> [What is required]
From the entries below, copy every line where the string "right" appears.

Excerpt from a dataset
↓↓↓
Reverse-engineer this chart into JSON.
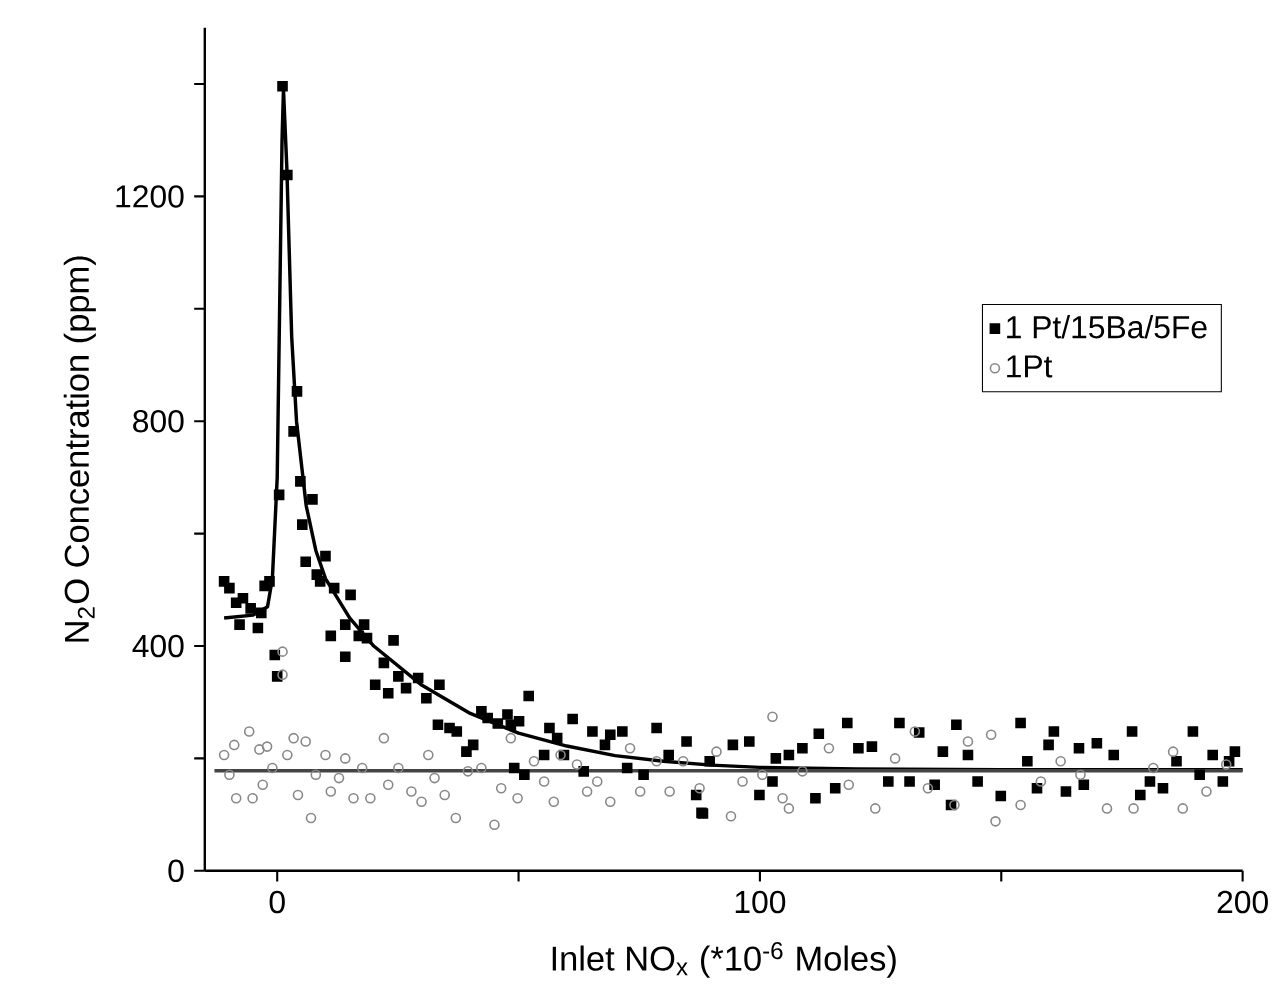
{
  "chart_data": {
    "type": "scatter",
    "xlabel": "Inlet NO$_{x}$ (*10$^{-6}$ Moles)",
    "ylabel": "N$_{2}$O Concentration (ppm)",
    "xlim": [
      -15,
      200
    ],
    "ylim": [
      0,
      1500
    ],
    "xticks": [
      0,
      {
        "value": 50,
        "label": null
      },
      100,
      {
        "value": 150,
        "label": null
      },
      200
    ],
    "yticks": [
      0,
      {
        "value": 200,
        "label": null
      },
      400,
      {
        "value": 600,
        "label": null
      },
      800,
      {
        "value": 1000,
        "label": null
      },
      1200,
      {
        "value": 1400,
        "label": null
      }
    ],
    "legend": "right",
    "grid": false,
    "series": [
      {
        "name": "1 Pt/15Ba/5Fe",
        "marker": "square",
        "color": "#000000",
        "x": [
          -11,
          -9.9,
          -8.5,
          -7.1,
          -7.8,
          -5.5,
          -4,
          -3.3,
          -2.6,
          -1.6,
          -0.5,
          0,
          0.4,
          1.1,
          2.1,
          3.4,
          4.1,
          4.8,
          5.2,
          5.9,
          7.3,
          8.2,
          8.9,
          10,
          11.8,
          11.1,
          14.1,
          14.1,
          15.2,
          16.9,
          18,
          18.6,
          20.3,
          22.1,
          23,
          24.1,
          25.1,
          26.7,
          29.2,
          30.9,
          33.6,
          33.3,
          35.7,
          37.2,
          39.2,
          40.6,
          42.3,
          43.6,
          45.7,
          47.7,
          48.4,
          49.1,
          50.1,
          52.1,
          51.2,
          55.3,
          56.4,
          58,
          59.4,
          61.2,
          63.5,
          65.3,
          67.9,
          69,
          71.5,
          72.5,
          75.9,
          78.6,
          81.1,
          84.8,
          86.8,
          87.9,
          88.2,
          89.6,
          94.4,
          97.8,
          99.9,
          102.6,
          103.3,
          106,
          108.8,
          112.2,
          111.5,
          115.6,
          118.1,
          120.4,
          123.2,
          126.6,
          128.9,
          131,
          133,
          136.2,
          137.9,
          139.6,
          140.7,
          143.1,
          145.1,
          149.9,
          154,
          155.4,
          157.4,
          159.8,
          160.9,
          163.4,
          166.1,
          167.1,
          169.8,
          173.3,
          177.1,
          178.8,
          180.8,
          183.5,
          186.3,
          189.7,
          191.1,
          193.8,
          195.9,
          197.2,
          198.4
        ],
        "values": [
          515,
          503,
          477,
          485,
          438,
          467,
          432,
          459,
          507,
          515,
          384,
          346,
          669,
          1396,
          1238,
          782,
          853,
          693,
          616,
          550,
          661,
          527,
          515,
          560,
          503,
          418,
          438,
          381,
          491,
          418,
          438,
          414,
          331,
          370,
          316,
          410,
          346,
          325,
          343,
          307,
          331,
          260,
          254,
          248,
          212,
          224,
          284,
          272,
          262,
          278,
          260,
          183,
          266,
          311,
          171,
          206,
          254,
          236,
          206,
          270,
          177,
          248,
          224,
          242,
          248,
          183,
          171,
          254,
          206,
          230,
          135,
          103,
          102,
          195,
          224,
          230,
          135,
          159,
          200,
          206,
          218,
          244,
          129,
          147,
          263,
          218,
          221,
          159,
          263,
          159,
          246,
          153,
          212,
          117,
          260,
          206,
          159,
          133,
          263,
          195,
          147,
          224,
          248,
          141,
          218,
          153,
          227,
          206,
          248,
          135,
          159,
          147,
          195,
          248,
          171,
          206,
          159,
          195,
          212
        ]
      },
      {
        "name": "1Pt",
        "marker": "circle",
        "color": "#888888",
        "x": [
          -11,
          -8.9,
          -5.8,
          -3.7,
          -2.1,
          -9.9,
          -8.5,
          -5.1,
          -3,
          -1,
          1.1,
          1.1,
          2.1,
          3.4,
          4.3,
          5.9,
          7,
          8,
          10,
          11.1,
          12.8,
          14.1,
          15.8,
          17.6,
          19.3,
          22.1,
          23,
          25.1,
          27.8,
          29.9,
          31.3,
          32.6,
          34.7,
          37,
          39.5,
          42.3,
          45,
          46.4,
          48.4,
          49.8,
          53.2,
          55.3,
          57.3,
          58.7,
          62.1,
          64.2,
          66.3,
          69,
          73.1,
          75.2,
          78.6,
          81.3,
          84.1,
          87.5,
          94,
          91,
          96.4,
          100.5,
          102.6,
          104.7,
          106,
          108.8,
          114.3,
          118.4,
          123.9,
          128,
          132.1,
          134.8,
          140.3,
          143.1,
          147.9,
          148.8,
          154,
          158.2,
          162.3,
          166.4,
          171.9,
          177.4,
          181.5,
          187.6,
          185.6,
          192.5,
          196.6
        ],
        "values": [
          206,
          224,
          248,
          216,
          221,
          171,
          129,
          129,
          153,
          183,
          390,
          349,
          206,
          236,
          135,
          230,
          94,
          171,
          206,
          141,
          165,
          200,
          129,
          183,
          129,
          236,
          153,
          183,
          141,
          123,
          206,
          165,
          135,
          94,
          177,
          183,
          82,
          147,
          236,
          129,
          195,
          159,
          123,
          206,
          189,
          141,
          159,
          123,
          218,
          141,
          195,
          141,
          195,
          147,
          97,
          212,
          159,
          171,
          274,
          129,
          111,
          177,
          218,
          153,
          111,
          200,
          248,
          147,
          117,
          230,
          242,
          88,
          117,
          159,
          195,
          171,
          111,
          111,
          183,
          111,
          212,
          141,
          189
        ]
      },
      {
        "type": "line",
        "color": "#000000",
        "x": [
          -11,
          -5,
          -2,
          -1,
          0,
          0.5,
          1,
          1.3,
          2,
          3,
          4,
          6,
          8,
          10,
          15,
          20,
          30,
          40,
          50,
          60,
          70,
          80,
          90,
          100,
          120,
          150,
          200
        ],
        "values": [
          450,
          455,
          470,
          520,
          700,
          1000,
          1300,
          1390,
          1250,
          950,
          800,
          650,
          570,
          520,
          450,
          400,
          330,
          280,
          245,
          222,
          205,
          195,
          188,
          184,
          181,
          180,
          180
        ]
      },
      {
        "type": "line",
        "color": "#444444",
        "x": [
          -13,
          200
        ],
        "values": [
          178,
          178
        ]
      }
    ]
  }
}
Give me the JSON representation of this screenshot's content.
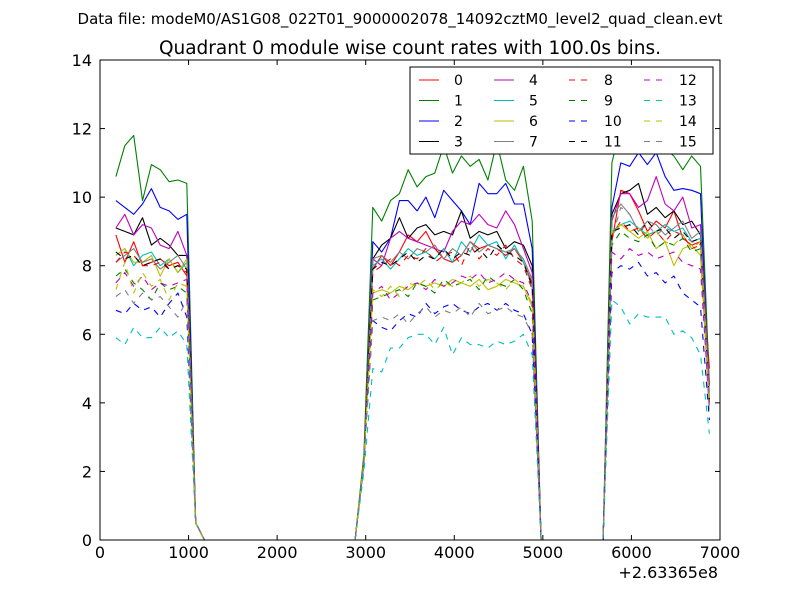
{
  "chart_data": {
    "type": "line",
    "suptitle": "Data file: modeM0/AS1G08_022T01_9000002078_14092cztM0_level2_quad_clean.evt",
    "title": "Quadrant 0 module wise count rates with 100.0s bins.",
    "xlabel": "",
    "ylabel": "",
    "xlim": [
      0,
      7000
    ],
    "ylim": [
      0,
      14
    ],
    "x_offset_label": "+2.63365e8",
    "xticks": [
      "0",
      "1000",
      "2000",
      "3000",
      "4000",
      "5000",
      "6000",
      "7000"
    ],
    "yticks": [
      "0",
      "2",
      "4",
      "6",
      "8",
      "10",
      "12",
      "14"
    ],
    "grid": false,
    "legend_position": "top-right",
    "legend_columns": 4,
    "x": [
      180,
      280,
      380,
      480,
      580,
      680,
      780,
      880,
      980,
      1080,
      1180,
      2880,
      2980,
      3080,
      3180,
      3280,
      3380,
      3480,
      3580,
      3680,
      3780,
      3880,
      3980,
      4080,
      4180,
      4280,
      4380,
      4480,
      4580,
      4680,
      4780,
      4880,
      4980,
      5680,
      5780,
      5880,
      5980,
      6080,
      6180,
      6280,
      6380,
      6480,
      6580,
      6680,
      6780,
      6880
    ],
    "series": [
      {
        "name": "0",
        "color": "#ff0000",
        "dashed": false,
        "values": [
          8.9,
          8.1,
          8.7,
          8.0,
          8.1,
          8.2,
          8.0,
          8.1,
          7.7,
          0.5,
          0,
          0,
          2.3,
          7.9,
          8.3,
          8.0,
          8.4,
          8.9,
          8.7,
          9.0,
          8.5,
          8.2,
          8.1,
          8.3,
          8.7,
          8.5,
          8.6,
          8.5,
          8.3,
          8.5,
          8.1,
          7.5,
          0,
          0,
          8.7,
          10.2,
          10.1,
          9.6,
          9.0,
          9.3,
          9.1,
          9.6,
          8.8,
          8.6,
          8.7,
          5.0
        ]
      },
      {
        "name": "1",
        "color": "#008000",
        "dashed": false,
        "values": [
          10.6,
          11.5,
          11.8,
          9.9,
          10.95,
          10.8,
          10.45,
          10.5,
          10.4,
          0.5,
          0,
          0,
          2.5,
          9.7,
          9.3,
          9.9,
          10.1,
          10.8,
          10.3,
          10.6,
          10.7,
          11.5,
          10.7,
          11.2,
          10.9,
          11.1,
          10.5,
          11.6,
          10.5,
          10.2,
          10.9,
          9.3,
          0,
          0,
          11.0,
          12.1,
          11.7,
          11.7,
          11.65,
          12.8,
          11.4,
          11.2,
          10.8,
          11.2,
          10.9,
          4.5
        ]
      },
      {
        "name": "2",
        "color": "#0000ff",
        "dashed": false,
        "values": [
          9.9,
          9.7,
          9.5,
          9.8,
          10.25,
          9.7,
          9.6,
          9.35,
          9.5,
          0.5,
          0,
          0,
          2.2,
          8.7,
          8.4,
          8.8,
          9.9,
          9.9,
          9.6,
          10.0,
          9.4,
          10.2,
          9.9,
          9.6,
          9.2,
          10.4,
          10.1,
          10.1,
          10.4,
          9.8,
          9.8,
          8.5,
          0,
          0,
          9.7,
          11.0,
          10.9,
          11.3,
          10.95,
          11.3,
          10.6,
          10.2,
          10.25,
          10.2,
          10.1,
          4.0
        ]
      },
      {
        "name": "3",
        "color": "#000000",
        "dashed": false,
        "values": [
          9.1,
          9.0,
          8.9,
          9.4,
          8.6,
          8.8,
          8.6,
          8.3,
          8.3,
          0.5,
          0,
          0,
          2.3,
          8.2,
          8.6,
          8.8,
          9.4,
          8.8,
          9.1,
          9.2,
          8.9,
          9.0,
          8.9,
          9.6,
          8.8,
          9.0,
          8.9,
          9.0,
          8.5,
          8.7,
          8.6,
          8.0,
          0,
          0,
          9.5,
          10.1,
          10.2,
          10.4,
          9.5,
          9.7,
          9.4,
          9.6,
          9.2,
          9.3,
          8.9,
          4.0
        ]
      },
      {
        "name": "4",
        "color": "#bf00bf",
        "dashed": false,
        "values": [
          9.1,
          9.5,
          8.9,
          9.2,
          9.1,
          8.6,
          8.5,
          9.0,
          8.3,
          0.5,
          0,
          0,
          2.3,
          8.2,
          8.0,
          8.8,
          9.0,
          8.8,
          8.7,
          8.6,
          8.5,
          8.4,
          9.0,
          9.3,
          9.2,
          9.5,
          9.2,
          9.1,
          9.6,
          9.2,
          8.5,
          7.8,
          0,
          0,
          9.3,
          10.1,
          10.1,
          9.7,
          9.9,
          10.6,
          9.8,
          9.6,
          10.0,
          9.1,
          9.2,
          4.5
        ]
      },
      {
        "name": "5",
        "color": "#00bfbf",
        "dashed": false,
        "values": [
          8.3,
          8.5,
          8.0,
          8.3,
          8.4,
          8.0,
          8.2,
          7.8,
          8.1,
          0.5,
          0,
          0,
          2.3,
          8.0,
          8.2,
          7.9,
          8.2,
          8.5,
          8.3,
          8.4,
          8.2,
          8.5,
          8.1,
          8.7,
          8.4,
          8.9,
          8.6,
          8.7,
          8.2,
          8.6,
          8.1,
          7.4,
          0,
          0,
          9.0,
          9.2,
          9.3,
          9.1,
          8.9,
          9.0,
          9.2,
          9.0,
          9.1,
          8.7,
          8.8,
          4.0
        ]
      },
      {
        "name": "6",
        "color": "#bfbf00",
        "dashed": false,
        "values": [
          8.3,
          8.5,
          8.1,
          8.1,
          8.3,
          7.7,
          8.2,
          7.8,
          8.2,
          0.5,
          0,
          0,
          2.3,
          7.2,
          7.3,
          7.2,
          7.4,
          7.3,
          7.5,
          7.4,
          7.5,
          7.4,
          7.6,
          7.5,
          7.4,
          7.6,
          7.3,
          7.4,
          7.6,
          7.5,
          7.4,
          6.8,
          0,
          0,
          8.9,
          9.2,
          9.0,
          8.8,
          9.0,
          8.5,
          8.7,
          8.0,
          8.5,
          8.6,
          8.3,
          3.8
        ]
      },
      {
        "name": "7",
        "color": "#808080",
        "dashed": false,
        "values": [
          8.1,
          8.3,
          8.5,
          8.1,
          8.2,
          7.9,
          8.1,
          8.3,
          7.9,
          0.5,
          0,
          0,
          2.3,
          8.2,
          8.3,
          8.1,
          8.4,
          8.2,
          8.5,
          8.4,
          8.6,
          8.2,
          8.5,
          8.3,
          8.7,
          8.4,
          8.6,
          8.5,
          8.4,
          8.5,
          8.2,
          7.6,
          0,
          0,
          9.4,
          9.8,
          9.5,
          9.0,
          9.3,
          9.2,
          8.9,
          9.1,
          9.3,
          8.8,
          9.0,
          4.2
        ]
      },
      {
        "name": "8",
        "color": "#ff0000",
        "dashed": true,
        "values": [
          8.1,
          8.4,
          8.3,
          8.0,
          8.0,
          8.1,
          7.9,
          8.0,
          7.8,
          0.5,
          0,
          0,
          2.3,
          7.8,
          8.0,
          8.2,
          8.0,
          8.3,
          8.2,
          8.5,
          8.1,
          8.3,
          8.4,
          8.0,
          8.6,
          8.2,
          8.5,
          8.3,
          8.6,
          8.2,
          8.0,
          7.3,
          0,
          0,
          8.9,
          9.3,
          9.0,
          9.1,
          8.8,
          9.0,
          8.7,
          9.0,
          8.9,
          8.5,
          8.6,
          4.0
        ]
      },
      {
        "name": "9",
        "color": "#008000",
        "dashed": true,
        "values": [
          7.7,
          7.9,
          7.5,
          7.3,
          7.0,
          7.5,
          7.3,
          7.4,
          7.2,
          0.5,
          0,
          0,
          2.3,
          7.0,
          7.1,
          7.2,
          7.3,
          7.1,
          7.5,
          7.4,
          7.2,
          7.6,
          7.4,
          7.5,
          7.6,
          7.3,
          7.7,
          7.5,
          7.4,
          7.6,
          7.3,
          6.6,
          0,
          0,
          8.6,
          9.0,
          8.8,
          8.7,
          8.9,
          8.5,
          8.7,
          8.6,
          8.8,
          8.4,
          8.5,
          4.0
        ]
      },
      {
        "name": "10",
        "color": "#0000ff",
        "dashed": true,
        "values": [
          6.7,
          6.6,
          6.9,
          6.7,
          6.8,
          6.5,
          6.9,
          7.2,
          6.5,
          0.5,
          0,
          0,
          2.3,
          6.4,
          6.2,
          6.1,
          6.4,
          6.6,
          6.5,
          6.9,
          6.6,
          6.8,
          6.9,
          6.7,
          6.6,
          6.8,
          6.9,
          6.7,
          6.9,
          6.7,
          6.6,
          6.0,
          0,
          0,
          7.8,
          8.0,
          7.9,
          8.1,
          7.7,
          7.8,
          7.5,
          7.7,
          7.2,
          7.0,
          6.8,
          3.5
        ]
      },
      {
        "name": "11",
        "color": "#000000",
        "dashed": true,
        "values": [
          8.4,
          8.2,
          8.3,
          8.0,
          8.1,
          8.2,
          7.9,
          8.0,
          7.9,
          0.5,
          0,
          0,
          2.3,
          7.9,
          8.1,
          8.0,
          8.2,
          8.4,
          8.1,
          8.3,
          8.2,
          8.5,
          8.2,
          8.4,
          8.3,
          8.5,
          8.2,
          8.6,
          8.4,
          8.3,
          8.1,
          7.4,
          0,
          0,
          9.0,
          9.1,
          9.2,
          8.9,
          9.3,
          9.0,
          9.1,
          8.8,
          9.0,
          8.7,
          8.8,
          4.0
        ]
      },
      {
        "name": "12",
        "color": "#bf00bf",
        "dashed": true,
        "values": [
          7.5,
          7.8,
          7.4,
          7.7,
          7.3,
          7.5,
          7.4,
          7.5,
          7.6,
          0.5,
          0,
          0,
          2.3,
          7.2,
          7.4,
          7.0,
          7.2,
          7.4,
          7.5,
          7.3,
          7.6,
          7.4,
          7.5,
          7.7,
          7.6,
          7.8,
          7.5,
          7.6,
          7.8,
          7.6,
          7.5,
          6.9,
          0,
          0,
          8.4,
          8.2,
          8.5,
          8.3,
          8.4,
          8.2,
          8.3,
          8.4,
          8.1,
          8.0,
          7.9,
          3.8
        ]
      },
      {
        "name": "13",
        "color": "#00bfbf",
        "dashed": true,
        "values": [
          5.9,
          5.7,
          6.2,
          5.9,
          5.9,
          6.2,
          5.9,
          6.1,
          5.7,
          0.5,
          0,
          0,
          2.0,
          5.0,
          4.9,
          5.6,
          5.6,
          5.9,
          6.0,
          6.0,
          5.7,
          6.2,
          5.4,
          5.9,
          5.7,
          5.7,
          5.6,
          5.8,
          5.7,
          5.8,
          6.0,
          5.4,
          0,
          0,
          7.0,
          6.8,
          6.3,
          6.6,
          6.5,
          6.5,
          6.5,
          6.0,
          6.1,
          5.9,
          5.4,
          3.1
        ]
      },
      {
        "name": "14",
        "color": "#bfbf00",
        "dashed": true,
        "values": [
          7.3,
          8.1,
          7.2,
          7.8,
          7.4,
          7.6,
          7.0,
          7.5,
          7.4,
          0.5,
          0,
          0,
          2.3,
          7.3,
          7.1,
          7.4,
          7.1,
          7.5,
          7.4,
          7.6,
          7.3,
          7.5,
          7.4,
          7.5,
          7.7,
          7.4,
          7.6,
          7.5,
          7.3,
          7.6,
          7.4,
          6.9,
          0,
          0,
          9.1,
          9.2,
          9.0,
          9.1,
          8.8,
          9.0,
          8.7,
          8.6,
          8.9,
          8.5,
          8.7,
          4.0
        ]
      },
      {
        "name": "15",
        "color": "#808080",
        "dashed": true,
        "values": [
          7.1,
          7.3,
          6.9,
          7.2,
          7.0,
          7.1,
          6.8,
          6.5,
          7.0,
          0.5,
          0,
          0,
          2.3,
          6.4,
          6.5,
          6.4,
          6.6,
          6.3,
          6.6,
          6.8,
          6.5,
          6.7,
          6.6,
          6.8,
          6.5,
          6.9,
          6.6,
          6.7,
          6.8,
          6.6,
          6.5,
          6.0,
          0,
          0,
          8.8,
          9.7,
          9.5,
          9.0,
          9.2,
          8.9,
          9.1,
          9.0,
          8.9,
          8.7,
          8.6,
          4.0
        ]
      }
    ]
  }
}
↑↑↑
> [Answer to this problem]
    "legend": "right",
    "legend_position": "top-right",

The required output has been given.